What to do:
From the records below, pull each line that has "emissions".

Raw records:
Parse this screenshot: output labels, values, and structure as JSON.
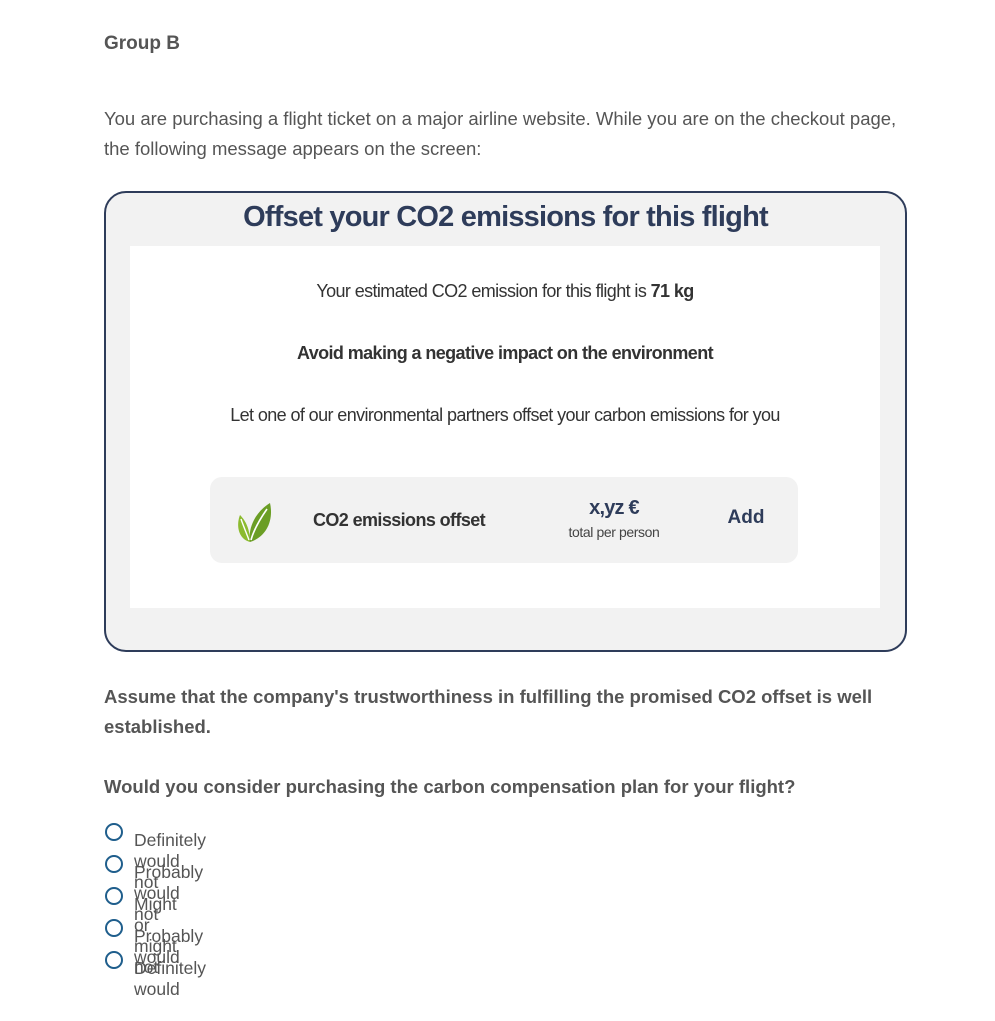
{
  "group_title": "Group B",
  "intro": "You are purchasing a flight ticket on a major airline website. While you are on the checkout page, the following message appears on the screen:",
  "card": {
    "title": "Offset your CO2 emissions for this flight",
    "estimate_prefix": "Your estimated CO2 emission for this flight is ",
    "estimate_value": "71 kg",
    "tagline": "Avoid making a negative impact on the environment",
    "partners_text": "Let one of our environmental partners offset your carbon emissions for you",
    "offer": {
      "icon": "leaf-icon",
      "label": "CO2 emissions offset",
      "price": "x,yz €",
      "price_note": "total per person",
      "add_label": "Add"
    },
    "colors": {
      "border": "#2e3c5a",
      "title": "#2e3c5a",
      "background": "#f2f2f2",
      "leaf": "#7aab2a"
    }
  },
  "assume_text": "Assume that the company's trustworthiness in fulfilling the promised CO2 offset is well established.",
  "question": "Would you consider purchasing the carbon compensation plan for your flight?",
  "options": [
    "Definitely would not",
    "Probably would not",
    "Might or might not",
    "Probably would",
    "Definitely would"
  ],
  "radio_color": "#1f5e8c"
}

In response:
    "title": "Offset your CO2 emissions for this flight",
    "partners_text": "Let one of our environmental partners offset your carbon emissions for you",
      "label": "CO2 emissions offset",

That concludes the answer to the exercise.